Directions for this task — Which lines have the string "Trump"? Copy all of them from the entries below.

Supplied data —
━━━━

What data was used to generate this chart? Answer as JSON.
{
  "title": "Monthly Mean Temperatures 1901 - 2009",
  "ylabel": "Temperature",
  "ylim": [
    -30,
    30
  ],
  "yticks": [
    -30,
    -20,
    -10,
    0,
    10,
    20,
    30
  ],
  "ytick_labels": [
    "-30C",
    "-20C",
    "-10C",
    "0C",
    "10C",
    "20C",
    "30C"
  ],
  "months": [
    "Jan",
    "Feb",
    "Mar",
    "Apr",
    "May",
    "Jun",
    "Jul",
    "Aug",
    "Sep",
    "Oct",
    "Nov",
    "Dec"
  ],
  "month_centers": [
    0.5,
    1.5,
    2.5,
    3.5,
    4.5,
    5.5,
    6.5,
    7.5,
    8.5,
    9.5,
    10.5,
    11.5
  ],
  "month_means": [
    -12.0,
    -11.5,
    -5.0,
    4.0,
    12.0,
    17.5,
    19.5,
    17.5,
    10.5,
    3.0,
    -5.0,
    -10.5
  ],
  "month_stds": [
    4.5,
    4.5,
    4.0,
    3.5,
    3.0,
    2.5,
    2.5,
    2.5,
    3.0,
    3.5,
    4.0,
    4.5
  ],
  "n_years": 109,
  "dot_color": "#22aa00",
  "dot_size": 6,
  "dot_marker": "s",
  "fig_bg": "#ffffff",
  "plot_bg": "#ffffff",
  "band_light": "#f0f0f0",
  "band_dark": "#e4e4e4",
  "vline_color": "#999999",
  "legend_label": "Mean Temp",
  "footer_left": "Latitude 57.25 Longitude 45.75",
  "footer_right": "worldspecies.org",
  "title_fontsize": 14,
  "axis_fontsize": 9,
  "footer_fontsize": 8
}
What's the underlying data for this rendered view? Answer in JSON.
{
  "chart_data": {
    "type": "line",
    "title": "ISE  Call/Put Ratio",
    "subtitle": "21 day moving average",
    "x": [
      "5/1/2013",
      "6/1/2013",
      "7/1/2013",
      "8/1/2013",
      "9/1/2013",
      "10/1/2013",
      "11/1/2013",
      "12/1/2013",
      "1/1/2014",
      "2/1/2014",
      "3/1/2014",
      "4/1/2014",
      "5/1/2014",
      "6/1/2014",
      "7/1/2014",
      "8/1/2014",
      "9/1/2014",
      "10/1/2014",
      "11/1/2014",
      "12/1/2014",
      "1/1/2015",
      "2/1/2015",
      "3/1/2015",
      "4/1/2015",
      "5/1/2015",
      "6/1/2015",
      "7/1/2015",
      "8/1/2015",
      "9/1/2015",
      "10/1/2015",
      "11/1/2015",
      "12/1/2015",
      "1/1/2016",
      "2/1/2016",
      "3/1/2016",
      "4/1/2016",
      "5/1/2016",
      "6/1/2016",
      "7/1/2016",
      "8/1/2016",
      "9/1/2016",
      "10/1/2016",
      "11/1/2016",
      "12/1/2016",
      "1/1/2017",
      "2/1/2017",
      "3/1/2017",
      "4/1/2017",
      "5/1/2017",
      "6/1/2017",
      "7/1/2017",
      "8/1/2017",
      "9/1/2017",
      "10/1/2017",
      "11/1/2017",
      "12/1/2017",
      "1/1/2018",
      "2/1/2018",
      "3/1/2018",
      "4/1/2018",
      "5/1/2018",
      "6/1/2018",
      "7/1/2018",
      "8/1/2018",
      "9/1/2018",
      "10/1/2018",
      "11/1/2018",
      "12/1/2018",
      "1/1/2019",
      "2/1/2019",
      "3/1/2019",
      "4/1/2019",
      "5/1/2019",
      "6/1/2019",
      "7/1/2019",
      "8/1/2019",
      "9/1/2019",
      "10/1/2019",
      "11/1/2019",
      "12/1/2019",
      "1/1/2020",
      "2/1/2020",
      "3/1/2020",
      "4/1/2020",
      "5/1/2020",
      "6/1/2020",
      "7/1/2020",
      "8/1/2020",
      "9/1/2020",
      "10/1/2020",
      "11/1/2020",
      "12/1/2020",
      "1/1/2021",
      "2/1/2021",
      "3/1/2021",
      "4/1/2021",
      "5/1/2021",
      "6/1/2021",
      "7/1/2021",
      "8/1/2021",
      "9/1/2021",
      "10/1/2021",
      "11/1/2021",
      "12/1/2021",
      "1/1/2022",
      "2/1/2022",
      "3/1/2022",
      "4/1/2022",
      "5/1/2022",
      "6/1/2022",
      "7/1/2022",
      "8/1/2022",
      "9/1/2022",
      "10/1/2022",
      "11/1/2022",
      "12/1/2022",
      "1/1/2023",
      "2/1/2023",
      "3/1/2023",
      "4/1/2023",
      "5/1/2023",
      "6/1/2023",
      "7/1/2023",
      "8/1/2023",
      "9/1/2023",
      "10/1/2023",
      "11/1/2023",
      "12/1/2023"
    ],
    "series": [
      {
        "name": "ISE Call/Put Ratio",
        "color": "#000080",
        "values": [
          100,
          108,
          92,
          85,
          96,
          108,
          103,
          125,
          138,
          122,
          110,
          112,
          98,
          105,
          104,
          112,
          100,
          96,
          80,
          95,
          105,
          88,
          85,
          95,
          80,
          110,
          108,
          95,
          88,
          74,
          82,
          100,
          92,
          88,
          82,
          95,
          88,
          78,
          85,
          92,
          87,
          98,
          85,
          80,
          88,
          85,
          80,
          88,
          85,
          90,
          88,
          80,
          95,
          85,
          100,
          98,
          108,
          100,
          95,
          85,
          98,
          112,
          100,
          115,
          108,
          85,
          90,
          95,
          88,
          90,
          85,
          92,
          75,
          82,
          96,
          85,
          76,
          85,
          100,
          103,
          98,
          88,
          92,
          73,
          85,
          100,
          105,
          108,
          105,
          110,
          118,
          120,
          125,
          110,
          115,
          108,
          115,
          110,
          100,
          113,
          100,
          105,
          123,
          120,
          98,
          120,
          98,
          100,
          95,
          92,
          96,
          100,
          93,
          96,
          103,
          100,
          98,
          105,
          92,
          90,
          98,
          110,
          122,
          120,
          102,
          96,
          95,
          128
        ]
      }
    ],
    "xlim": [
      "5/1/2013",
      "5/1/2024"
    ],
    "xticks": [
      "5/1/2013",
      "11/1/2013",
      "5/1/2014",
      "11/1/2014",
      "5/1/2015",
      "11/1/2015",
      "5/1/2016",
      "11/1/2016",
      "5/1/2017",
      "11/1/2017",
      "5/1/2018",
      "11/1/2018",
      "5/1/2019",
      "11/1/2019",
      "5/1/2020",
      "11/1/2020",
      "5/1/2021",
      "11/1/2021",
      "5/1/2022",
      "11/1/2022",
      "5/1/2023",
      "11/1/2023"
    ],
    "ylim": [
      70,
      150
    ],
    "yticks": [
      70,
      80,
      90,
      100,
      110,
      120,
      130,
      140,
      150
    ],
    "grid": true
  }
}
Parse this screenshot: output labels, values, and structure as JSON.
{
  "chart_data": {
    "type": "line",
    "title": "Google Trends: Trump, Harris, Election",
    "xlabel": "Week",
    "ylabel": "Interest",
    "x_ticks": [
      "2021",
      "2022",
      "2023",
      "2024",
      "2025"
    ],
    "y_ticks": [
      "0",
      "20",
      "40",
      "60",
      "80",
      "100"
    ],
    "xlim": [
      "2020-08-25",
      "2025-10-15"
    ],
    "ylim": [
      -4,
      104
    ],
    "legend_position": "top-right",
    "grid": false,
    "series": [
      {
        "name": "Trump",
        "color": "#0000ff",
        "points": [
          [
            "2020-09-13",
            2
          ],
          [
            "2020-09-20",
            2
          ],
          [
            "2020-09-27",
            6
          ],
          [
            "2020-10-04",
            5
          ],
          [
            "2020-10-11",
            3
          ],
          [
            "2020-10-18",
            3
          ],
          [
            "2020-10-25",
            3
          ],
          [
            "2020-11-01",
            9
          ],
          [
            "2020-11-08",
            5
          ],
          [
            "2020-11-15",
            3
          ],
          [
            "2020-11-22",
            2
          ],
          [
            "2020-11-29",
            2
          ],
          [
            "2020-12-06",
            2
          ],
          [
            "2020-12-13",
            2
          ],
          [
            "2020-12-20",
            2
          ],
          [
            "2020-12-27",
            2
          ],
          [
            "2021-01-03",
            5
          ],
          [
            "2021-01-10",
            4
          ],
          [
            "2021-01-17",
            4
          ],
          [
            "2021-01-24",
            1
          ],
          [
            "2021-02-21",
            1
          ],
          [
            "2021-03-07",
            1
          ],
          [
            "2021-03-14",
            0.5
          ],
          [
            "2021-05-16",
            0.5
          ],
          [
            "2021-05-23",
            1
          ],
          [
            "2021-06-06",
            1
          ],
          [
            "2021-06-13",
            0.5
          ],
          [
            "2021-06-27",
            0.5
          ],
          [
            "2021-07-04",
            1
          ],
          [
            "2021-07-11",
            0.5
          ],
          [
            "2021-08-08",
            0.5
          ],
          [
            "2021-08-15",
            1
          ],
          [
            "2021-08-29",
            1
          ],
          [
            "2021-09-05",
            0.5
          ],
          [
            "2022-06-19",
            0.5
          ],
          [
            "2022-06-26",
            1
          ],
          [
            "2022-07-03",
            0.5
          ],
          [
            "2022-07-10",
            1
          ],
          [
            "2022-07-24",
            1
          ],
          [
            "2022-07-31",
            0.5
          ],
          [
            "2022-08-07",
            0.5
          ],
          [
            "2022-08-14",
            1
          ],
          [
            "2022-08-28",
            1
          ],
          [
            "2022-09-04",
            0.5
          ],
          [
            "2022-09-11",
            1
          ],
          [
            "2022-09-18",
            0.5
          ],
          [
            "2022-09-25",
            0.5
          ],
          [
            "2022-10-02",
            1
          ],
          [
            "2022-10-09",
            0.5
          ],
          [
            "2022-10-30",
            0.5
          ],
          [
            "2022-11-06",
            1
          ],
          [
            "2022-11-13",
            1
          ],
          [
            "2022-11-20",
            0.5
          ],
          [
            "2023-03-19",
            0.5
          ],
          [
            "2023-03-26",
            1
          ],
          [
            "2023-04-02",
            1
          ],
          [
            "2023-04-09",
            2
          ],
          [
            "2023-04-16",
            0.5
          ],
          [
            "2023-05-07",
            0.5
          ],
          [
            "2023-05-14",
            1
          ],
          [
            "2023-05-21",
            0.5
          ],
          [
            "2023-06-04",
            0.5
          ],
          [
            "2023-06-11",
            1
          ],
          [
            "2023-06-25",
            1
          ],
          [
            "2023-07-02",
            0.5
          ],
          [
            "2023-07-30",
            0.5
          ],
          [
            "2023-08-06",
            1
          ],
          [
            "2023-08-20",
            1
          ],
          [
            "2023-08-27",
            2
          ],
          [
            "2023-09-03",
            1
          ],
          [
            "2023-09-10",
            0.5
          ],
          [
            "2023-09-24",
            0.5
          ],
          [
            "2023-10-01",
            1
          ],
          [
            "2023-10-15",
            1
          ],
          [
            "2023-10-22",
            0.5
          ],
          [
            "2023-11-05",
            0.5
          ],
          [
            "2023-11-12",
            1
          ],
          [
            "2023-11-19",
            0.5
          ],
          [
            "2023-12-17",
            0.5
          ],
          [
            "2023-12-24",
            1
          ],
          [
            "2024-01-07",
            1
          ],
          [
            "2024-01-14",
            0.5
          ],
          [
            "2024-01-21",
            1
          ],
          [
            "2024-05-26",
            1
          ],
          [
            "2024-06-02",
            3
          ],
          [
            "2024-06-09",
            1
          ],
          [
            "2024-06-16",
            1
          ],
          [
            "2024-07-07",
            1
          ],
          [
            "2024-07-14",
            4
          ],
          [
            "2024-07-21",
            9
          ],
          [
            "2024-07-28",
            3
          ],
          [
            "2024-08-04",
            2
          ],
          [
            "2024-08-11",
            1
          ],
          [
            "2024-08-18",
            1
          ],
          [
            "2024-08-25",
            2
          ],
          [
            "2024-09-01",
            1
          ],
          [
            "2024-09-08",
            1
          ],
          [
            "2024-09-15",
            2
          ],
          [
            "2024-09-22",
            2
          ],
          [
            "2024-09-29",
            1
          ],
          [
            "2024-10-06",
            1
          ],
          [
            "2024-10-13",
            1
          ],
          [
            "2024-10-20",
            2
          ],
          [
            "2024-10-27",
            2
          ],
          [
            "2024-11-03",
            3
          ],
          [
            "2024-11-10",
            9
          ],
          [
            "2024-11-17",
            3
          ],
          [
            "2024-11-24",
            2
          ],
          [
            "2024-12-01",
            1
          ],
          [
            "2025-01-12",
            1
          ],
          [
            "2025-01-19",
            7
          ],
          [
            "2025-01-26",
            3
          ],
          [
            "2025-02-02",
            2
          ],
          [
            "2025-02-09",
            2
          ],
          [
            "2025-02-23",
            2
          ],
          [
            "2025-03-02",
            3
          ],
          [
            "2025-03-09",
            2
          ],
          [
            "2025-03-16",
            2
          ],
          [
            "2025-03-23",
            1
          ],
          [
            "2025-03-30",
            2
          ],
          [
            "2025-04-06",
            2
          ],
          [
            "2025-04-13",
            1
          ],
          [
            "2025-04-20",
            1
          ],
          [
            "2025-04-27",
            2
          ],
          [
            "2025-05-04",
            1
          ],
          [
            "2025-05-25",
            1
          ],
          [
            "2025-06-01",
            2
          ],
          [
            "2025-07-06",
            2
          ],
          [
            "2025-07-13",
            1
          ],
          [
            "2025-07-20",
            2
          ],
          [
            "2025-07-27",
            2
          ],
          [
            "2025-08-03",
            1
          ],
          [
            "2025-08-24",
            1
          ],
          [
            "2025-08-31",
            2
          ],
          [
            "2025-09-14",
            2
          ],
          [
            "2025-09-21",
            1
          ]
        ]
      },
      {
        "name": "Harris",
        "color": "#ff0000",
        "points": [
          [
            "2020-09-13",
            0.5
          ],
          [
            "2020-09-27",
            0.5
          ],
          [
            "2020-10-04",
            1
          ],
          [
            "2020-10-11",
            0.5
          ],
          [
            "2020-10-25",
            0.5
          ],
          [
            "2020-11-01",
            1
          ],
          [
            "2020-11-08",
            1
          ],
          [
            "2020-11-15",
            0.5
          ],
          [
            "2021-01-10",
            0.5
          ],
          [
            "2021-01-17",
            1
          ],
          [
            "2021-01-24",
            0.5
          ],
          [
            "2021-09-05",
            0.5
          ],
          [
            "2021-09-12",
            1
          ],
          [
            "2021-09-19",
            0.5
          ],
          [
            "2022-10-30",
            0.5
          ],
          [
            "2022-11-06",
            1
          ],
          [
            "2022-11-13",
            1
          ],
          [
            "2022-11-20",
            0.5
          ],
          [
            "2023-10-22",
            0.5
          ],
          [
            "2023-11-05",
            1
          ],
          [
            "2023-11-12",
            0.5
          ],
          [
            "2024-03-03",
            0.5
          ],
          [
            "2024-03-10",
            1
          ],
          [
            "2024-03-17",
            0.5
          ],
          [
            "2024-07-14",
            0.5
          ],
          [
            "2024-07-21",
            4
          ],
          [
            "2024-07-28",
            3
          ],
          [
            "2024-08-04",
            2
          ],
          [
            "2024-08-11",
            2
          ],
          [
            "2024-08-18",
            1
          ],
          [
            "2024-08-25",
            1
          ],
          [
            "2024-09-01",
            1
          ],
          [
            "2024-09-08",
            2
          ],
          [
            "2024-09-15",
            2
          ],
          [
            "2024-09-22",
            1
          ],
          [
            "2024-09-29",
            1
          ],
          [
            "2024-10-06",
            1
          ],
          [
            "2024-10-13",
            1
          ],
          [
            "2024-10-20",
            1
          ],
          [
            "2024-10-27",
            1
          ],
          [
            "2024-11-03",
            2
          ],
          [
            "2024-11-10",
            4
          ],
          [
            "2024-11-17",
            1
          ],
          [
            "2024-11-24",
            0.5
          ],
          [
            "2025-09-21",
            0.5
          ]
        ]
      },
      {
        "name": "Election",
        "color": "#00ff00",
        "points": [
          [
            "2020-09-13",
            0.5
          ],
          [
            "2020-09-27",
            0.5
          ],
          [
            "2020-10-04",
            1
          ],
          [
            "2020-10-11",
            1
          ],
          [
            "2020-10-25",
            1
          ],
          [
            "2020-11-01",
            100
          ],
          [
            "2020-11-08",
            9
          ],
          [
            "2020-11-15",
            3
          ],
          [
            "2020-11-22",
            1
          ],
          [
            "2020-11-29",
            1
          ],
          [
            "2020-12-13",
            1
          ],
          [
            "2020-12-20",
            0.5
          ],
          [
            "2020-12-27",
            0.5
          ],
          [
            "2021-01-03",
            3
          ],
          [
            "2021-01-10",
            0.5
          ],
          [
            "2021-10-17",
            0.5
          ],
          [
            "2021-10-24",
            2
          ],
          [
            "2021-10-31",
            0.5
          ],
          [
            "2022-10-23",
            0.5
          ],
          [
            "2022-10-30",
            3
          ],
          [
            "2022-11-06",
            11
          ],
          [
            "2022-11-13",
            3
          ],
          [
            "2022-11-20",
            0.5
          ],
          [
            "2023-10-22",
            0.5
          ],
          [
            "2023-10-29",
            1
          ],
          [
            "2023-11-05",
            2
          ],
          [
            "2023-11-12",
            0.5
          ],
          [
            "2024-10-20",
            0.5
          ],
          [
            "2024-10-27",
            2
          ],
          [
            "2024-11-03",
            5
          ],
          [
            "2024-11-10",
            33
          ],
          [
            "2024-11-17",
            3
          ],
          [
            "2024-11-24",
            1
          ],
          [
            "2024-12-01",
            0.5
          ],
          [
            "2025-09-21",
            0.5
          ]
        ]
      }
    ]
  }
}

━━━━

Exercise result —
    "title": "Google Trends: Trump, Harris, Election",
        "name": "Trump",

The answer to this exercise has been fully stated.